Dataset —
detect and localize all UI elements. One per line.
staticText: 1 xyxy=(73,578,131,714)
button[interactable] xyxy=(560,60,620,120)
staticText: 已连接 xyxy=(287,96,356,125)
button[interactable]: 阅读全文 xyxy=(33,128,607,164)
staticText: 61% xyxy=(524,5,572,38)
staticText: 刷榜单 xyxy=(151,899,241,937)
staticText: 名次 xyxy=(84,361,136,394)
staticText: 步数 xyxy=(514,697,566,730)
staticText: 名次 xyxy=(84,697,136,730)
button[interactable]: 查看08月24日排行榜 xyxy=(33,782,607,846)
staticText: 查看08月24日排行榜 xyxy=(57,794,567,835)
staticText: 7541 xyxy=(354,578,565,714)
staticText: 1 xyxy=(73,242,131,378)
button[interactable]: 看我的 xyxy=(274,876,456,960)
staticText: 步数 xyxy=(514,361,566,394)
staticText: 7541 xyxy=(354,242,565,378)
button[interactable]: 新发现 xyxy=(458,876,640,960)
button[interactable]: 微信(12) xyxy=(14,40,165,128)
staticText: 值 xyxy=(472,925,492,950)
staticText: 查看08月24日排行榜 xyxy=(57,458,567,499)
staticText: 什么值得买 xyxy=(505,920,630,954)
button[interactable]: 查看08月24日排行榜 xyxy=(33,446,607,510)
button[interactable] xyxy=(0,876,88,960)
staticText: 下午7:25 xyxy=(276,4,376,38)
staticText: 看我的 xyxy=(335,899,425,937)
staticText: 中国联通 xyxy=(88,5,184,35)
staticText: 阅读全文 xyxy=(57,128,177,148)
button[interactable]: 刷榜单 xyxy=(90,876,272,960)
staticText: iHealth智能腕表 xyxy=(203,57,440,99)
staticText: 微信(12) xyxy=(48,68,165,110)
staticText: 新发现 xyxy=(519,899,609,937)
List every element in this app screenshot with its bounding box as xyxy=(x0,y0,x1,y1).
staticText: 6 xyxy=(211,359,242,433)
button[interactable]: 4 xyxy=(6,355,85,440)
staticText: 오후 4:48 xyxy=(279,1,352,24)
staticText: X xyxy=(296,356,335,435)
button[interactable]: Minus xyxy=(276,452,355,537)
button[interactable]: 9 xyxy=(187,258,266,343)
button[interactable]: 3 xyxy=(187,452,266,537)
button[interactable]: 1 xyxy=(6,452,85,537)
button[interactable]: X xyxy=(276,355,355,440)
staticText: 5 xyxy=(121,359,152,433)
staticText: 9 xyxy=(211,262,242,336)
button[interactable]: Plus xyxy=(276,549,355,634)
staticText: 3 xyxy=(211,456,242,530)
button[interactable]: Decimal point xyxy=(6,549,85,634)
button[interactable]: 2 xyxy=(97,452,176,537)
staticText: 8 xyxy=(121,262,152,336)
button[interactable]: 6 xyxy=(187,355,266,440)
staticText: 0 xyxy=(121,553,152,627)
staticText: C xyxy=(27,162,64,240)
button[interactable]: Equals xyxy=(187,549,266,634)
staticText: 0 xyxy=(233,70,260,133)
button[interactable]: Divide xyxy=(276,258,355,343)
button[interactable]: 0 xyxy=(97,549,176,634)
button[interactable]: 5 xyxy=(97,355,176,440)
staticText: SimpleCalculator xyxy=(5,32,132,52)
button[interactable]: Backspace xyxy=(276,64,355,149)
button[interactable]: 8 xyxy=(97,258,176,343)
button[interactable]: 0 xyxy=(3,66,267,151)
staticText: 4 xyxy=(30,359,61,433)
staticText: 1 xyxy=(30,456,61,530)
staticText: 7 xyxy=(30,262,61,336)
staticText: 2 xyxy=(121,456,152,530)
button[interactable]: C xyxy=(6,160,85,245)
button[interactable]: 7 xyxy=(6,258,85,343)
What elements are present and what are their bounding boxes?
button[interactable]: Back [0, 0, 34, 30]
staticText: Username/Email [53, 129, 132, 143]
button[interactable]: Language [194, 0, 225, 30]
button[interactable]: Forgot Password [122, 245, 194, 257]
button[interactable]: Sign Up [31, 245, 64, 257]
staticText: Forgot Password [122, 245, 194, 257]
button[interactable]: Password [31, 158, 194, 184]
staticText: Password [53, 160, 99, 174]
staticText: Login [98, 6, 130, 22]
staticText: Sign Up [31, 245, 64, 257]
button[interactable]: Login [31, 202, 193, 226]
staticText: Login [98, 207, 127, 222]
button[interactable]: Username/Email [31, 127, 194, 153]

Directions for this task — Return every line of the material above without alteration, preserving the original order.

Response —
detect and localize all UI elements. One per line.
staticText: 1 xyxy=(73,578,131,714)
button[interactable] xyxy=(560,60,620,120)
staticText: 已连接 xyxy=(287,96,356,125)
button[interactable]: 阅读全文 xyxy=(33,128,607,164)
staticText: 61% xyxy=(524,5,572,38)
staticText: 刷榜单 xyxy=(151,899,241,937)
staticText: 名次 xyxy=(84,361,136,394)
staticText: 步数 xyxy=(514,697,566,730)
staticText: 名次 xyxy=(84,697,136,730)
button[interactable]: 查看08月24日排行榜 xyxy=(33,782,607,846)
staticText: 查看08月24日排行榜 xyxy=(57,794,567,835)
staticText: 7541 xyxy=(354,578,565,714)
staticText: 1 xyxy=(73,242,131,378)
button[interactable]: 看我的 xyxy=(274,876,456,960)
staticText: 步数 xyxy=(514,361,566,394)
staticText: 7541 xyxy=(354,242,565,378)
button[interactable]: 新发现 xyxy=(458,876,640,960)
button[interactable]: 微信(12) xyxy=(14,40,165,128)
staticText: 值 xyxy=(472,925,492,950)
staticText: 查看08月24日排行榜 xyxy=(57,458,567,499)
staticText: 什么值得买 xyxy=(505,920,630,954)
button[interactable]: 查看08月24日排行榜 xyxy=(33,446,607,510)
button[interactable] xyxy=(0,876,88,960)
staticText: 下午7:25 xyxy=(276,4,376,38)
staticText: 看我的 xyxy=(335,899,425,937)
staticText: 中国联通 xyxy=(88,5,184,35)
staticText: 阅读全文 xyxy=(57,128,177,148)
button[interactable]: 刷榜单 xyxy=(90,876,272,960)
staticText: iHealth智能腕表 xyxy=(203,57,440,99)
staticText: 微信(12) xyxy=(48,68,165,110)
staticText: 新发现 xyxy=(519,899,609,937)
List every element in this app screenshot with its bounding box as xyxy=(x0,y0,x1,y1).
staticText: 6 xyxy=(211,359,242,433)
button[interactable]: 4 xyxy=(6,355,85,440)
staticText: 오후 4:48 xyxy=(279,1,352,24)
staticText: X xyxy=(296,356,335,435)
button[interactable]: Minus xyxy=(276,452,355,537)
button[interactable]: 9 xyxy=(187,258,266,343)
button[interactable]: 3 xyxy=(187,452,266,537)
button[interactable]: 1 xyxy=(6,452,85,537)
button[interactable]: X xyxy=(276,355,355,440)
staticText: 5 xyxy=(121,359,152,433)
staticText: 9 xyxy=(211,262,242,336)
button[interactable]: Plus xyxy=(276,549,355,634)
staticText: 3 xyxy=(211,456,242,530)
button[interactable]: Decimal point xyxy=(6,549,85,634)
button[interactable]: 2 xyxy=(97,452,176,537)
staticText: 8 xyxy=(121,262,152,336)
button[interactable]: 6 xyxy=(187,355,266,440)
staticText: 0 xyxy=(121,553,152,627)
staticText: C xyxy=(27,162,64,240)
button[interactable]: Equals xyxy=(187,549,266,634)
staticText: 0 xyxy=(233,70,260,133)
button[interactable]: Divide xyxy=(276,258,355,343)
button[interactable]: 0 xyxy=(97,549,176,634)
button[interactable]: 5 xyxy=(97,355,176,440)
staticText: SimpleCalculator xyxy=(5,32,132,52)
button[interactable]: Backspace xyxy=(276,64,355,149)
button[interactable]: 8 xyxy=(97,258,176,343)
button[interactable]: 0 xyxy=(3,66,267,151)
staticText: 4 xyxy=(30,359,61,433)
staticText: 1 xyxy=(30,456,61,530)
staticText: 7 xyxy=(30,262,61,336)
staticText: 2 xyxy=(121,456,152,530)
button[interactable]: C xyxy=(6,160,85,245)
button[interactable]: 7 xyxy=(6,258,85,343)
What elements are present and what are their bounding boxes?
button[interactable]: Back [0, 0, 34, 30]
staticText: Username/Email [53, 129, 132, 143]
button[interactable]: Language [194, 0, 225, 30]
button[interactable]: Forgot Password [122, 245, 194, 257]
button[interactable]: Sign Up [31, 245, 64, 257]
staticText: Forgot Password [122, 245, 194, 257]
button[interactable]: Password [31, 158, 194, 184]
staticText: Password [53, 160, 99, 174]
staticText: Login [98, 6, 130, 22]
staticText: Sign Up [31, 245, 64, 257]
button[interactable]: Login [31, 202, 193, 226]
staticText: Login [98, 207, 127, 222]
button[interactable]: Username/Email [31, 127, 194, 153]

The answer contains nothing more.